* Work instructions
Copy out every line of the records where the string "data" occurs.

* Material supplied
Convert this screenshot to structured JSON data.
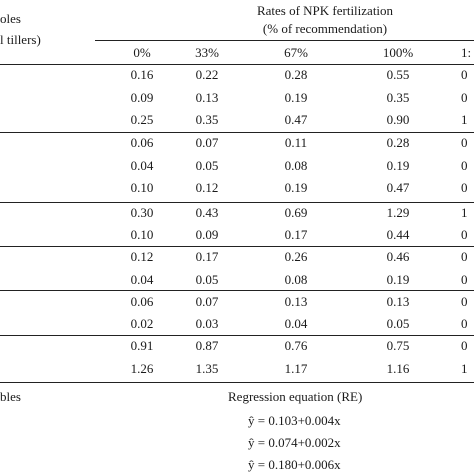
{
  "stub": {
    "line1": "oles",
    "line2": "l tillers)",
    "bottom": "bles"
  },
  "header": {
    "title_line1": "Rates of NPK fertilization",
    "title_line2": "(% of recommendation)",
    "columns": [
      "0%",
      "33%",
      "67%",
      "100%",
      "1:"
    ]
  },
  "rows": [
    [
      "0.16",
      "0.22",
      "0.28",
      "0.55",
      "0"
    ],
    [
      "0.09",
      "0.13",
      "0.19",
      "0.35",
      "0"
    ],
    [
      "0.25",
      "0.35",
      "0.47",
      "0.90",
      "1"
    ],
    [
      "0.06",
      "0.07",
      "0.11",
      "0.28",
      "0"
    ],
    [
      "0.04",
      "0.05",
      "0.08",
      "0.19",
      "0"
    ],
    [
      "0.10",
      "0.12",
      "0.19",
      "0.47",
      "0"
    ],
    [
      "0.30",
      "0.43",
      "0.69",
      "1.29",
      "1"
    ],
    [
      "0.10",
      "0.09",
      "0.17",
      "0.44",
      "0"
    ],
    [
      "0.12",
      "0.17",
      "0.26",
      "0.46",
      "0"
    ],
    [
      "0.04",
      "0.05",
      "0.08",
      "0.19",
      "0"
    ],
    [
      "0.06",
      "0.07",
      "0.13",
      "0.13",
      "0"
    ],
    [
      "0.02",
      "0.03",
      "0.04",
      "0.05",
      "0"
    ],
    [
      "0.91",
      "0.87",
      "0.76",
      "0.75",
      "0"
    ],
    [
      "1.26",
      "1.35",
      "1.17",
      "1.16",
      "1"
    ]
  ],
  "regression": {
    "title": "Regression equation (RE)",
    "equations": [
      "ŷ = 0.103+0.004x",
      "ŷ = 0.074+0.002x",
      "ŷ = 0.180+0.006x"
    ]
  }
}
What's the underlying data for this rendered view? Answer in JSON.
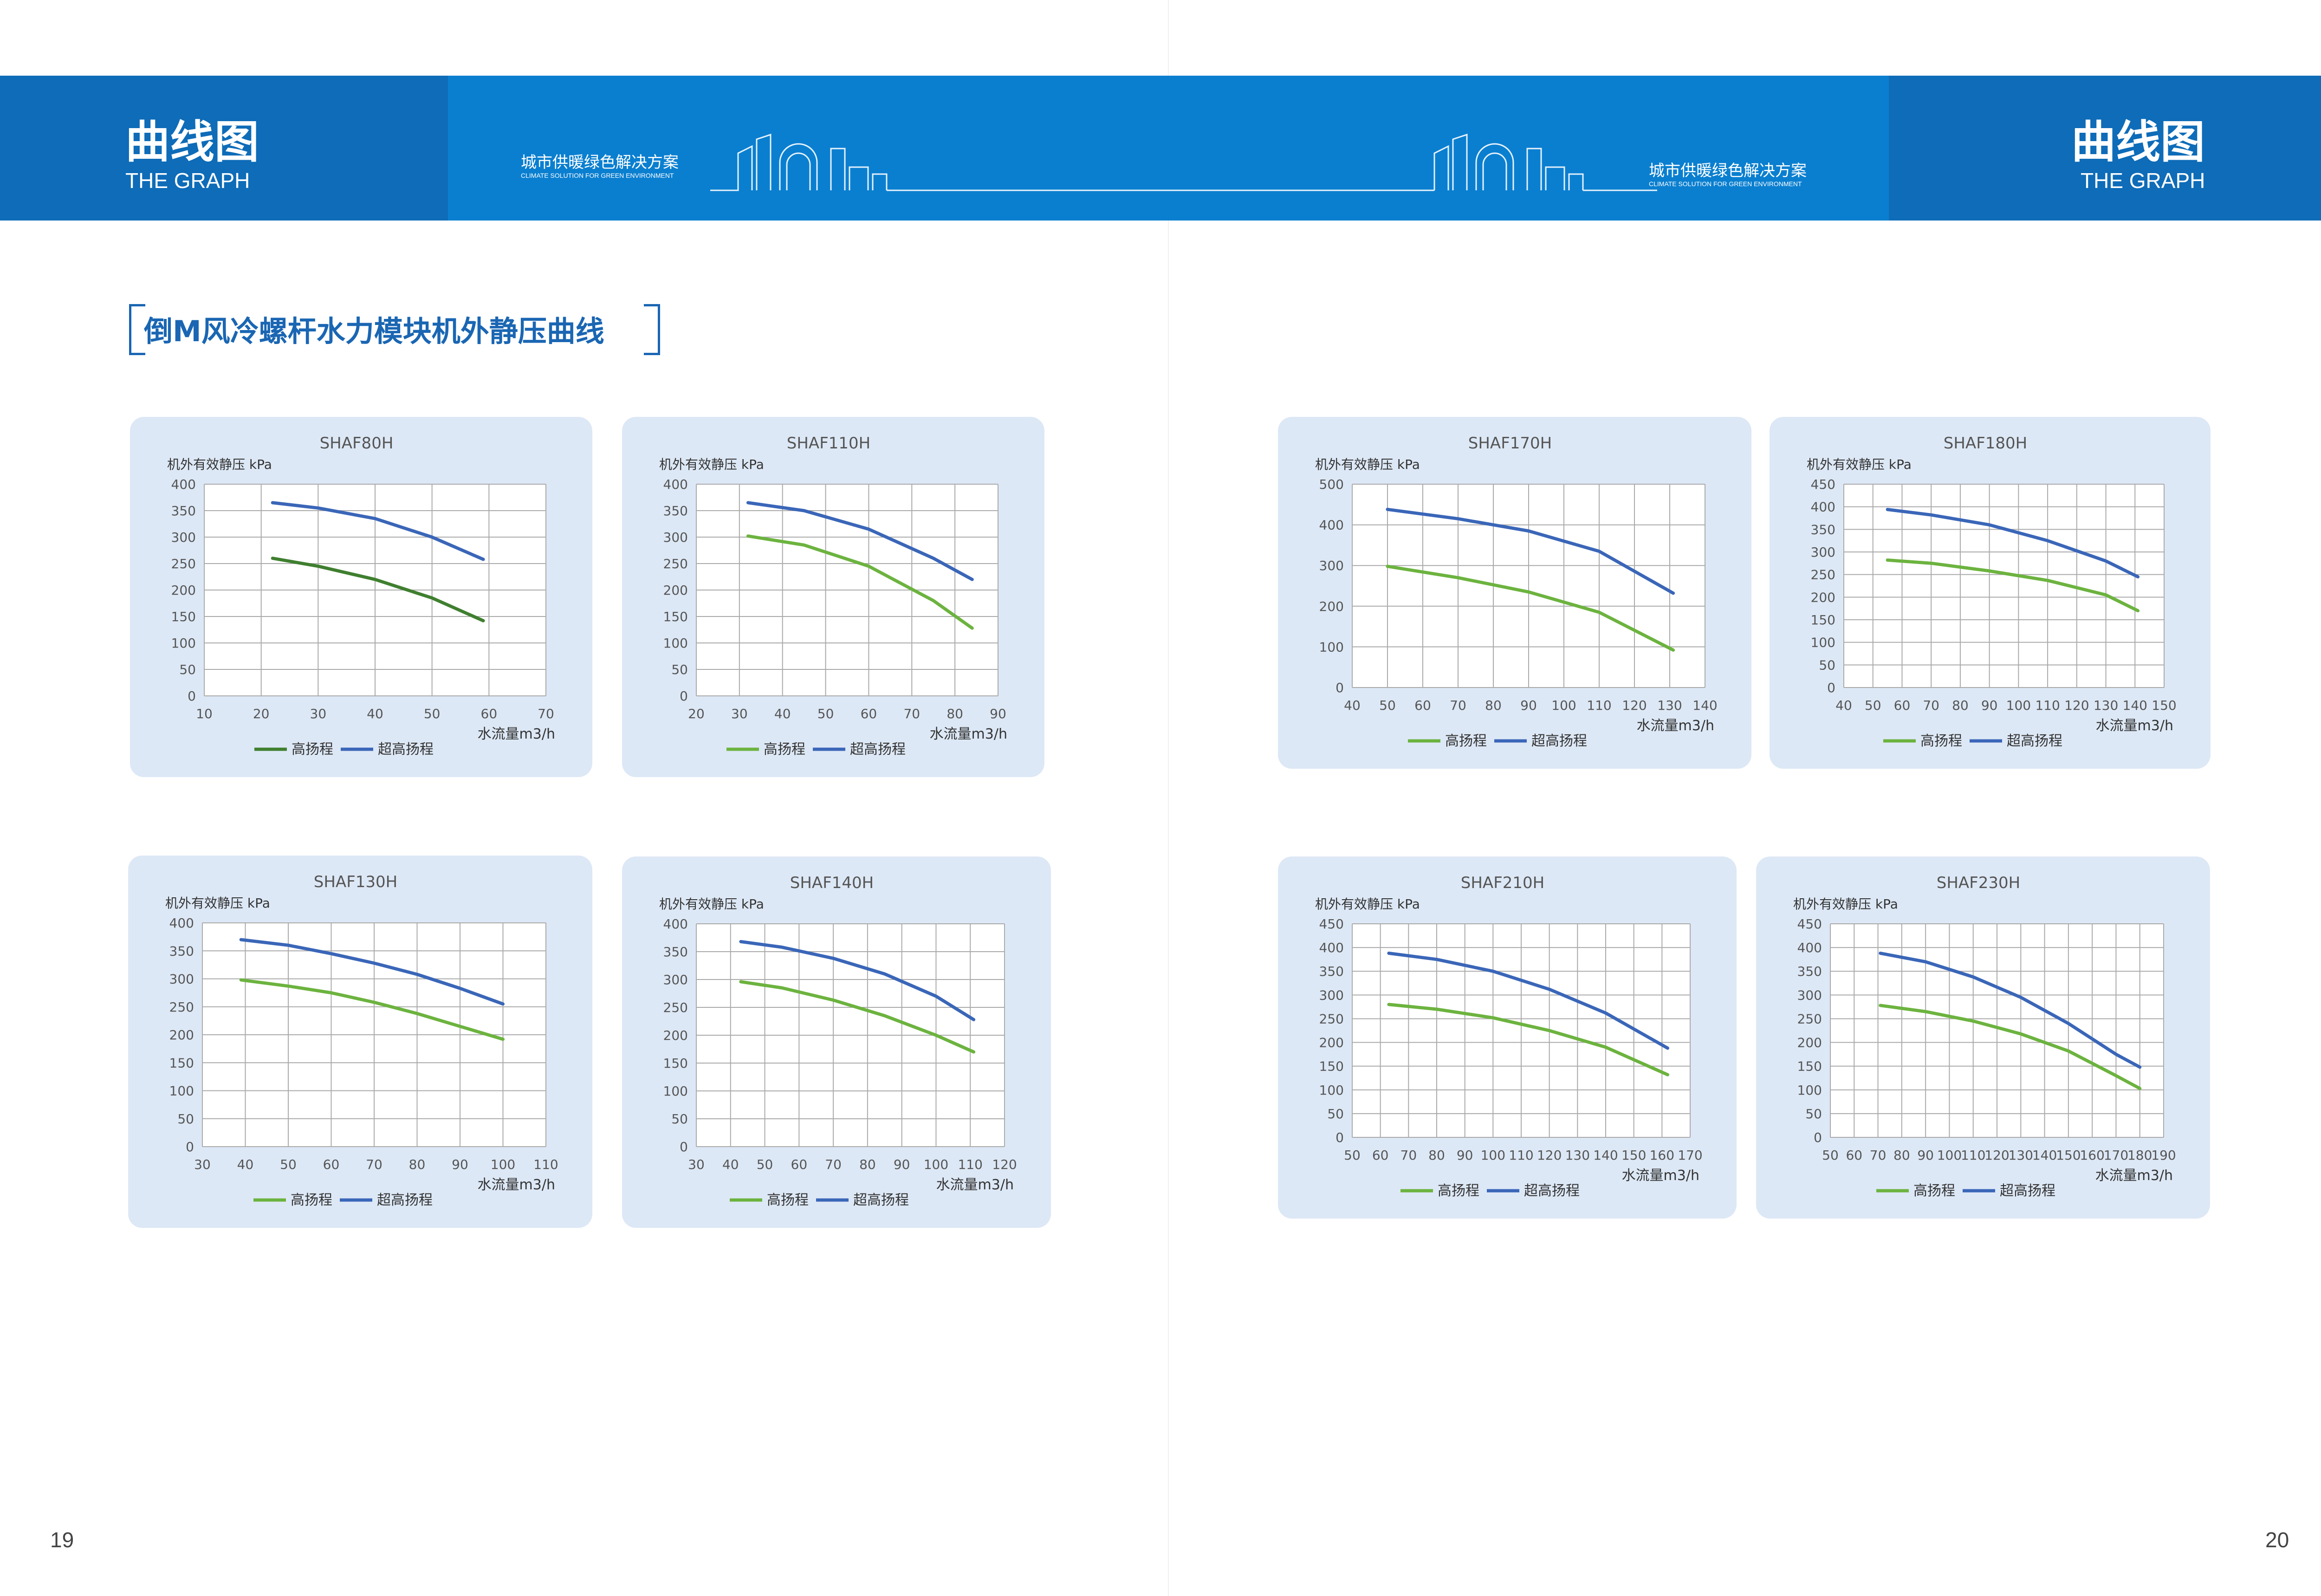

* Final answer
Convert this screenshot to structured JSON data.
What's the underlying data for this rendered view? Answer in JSON.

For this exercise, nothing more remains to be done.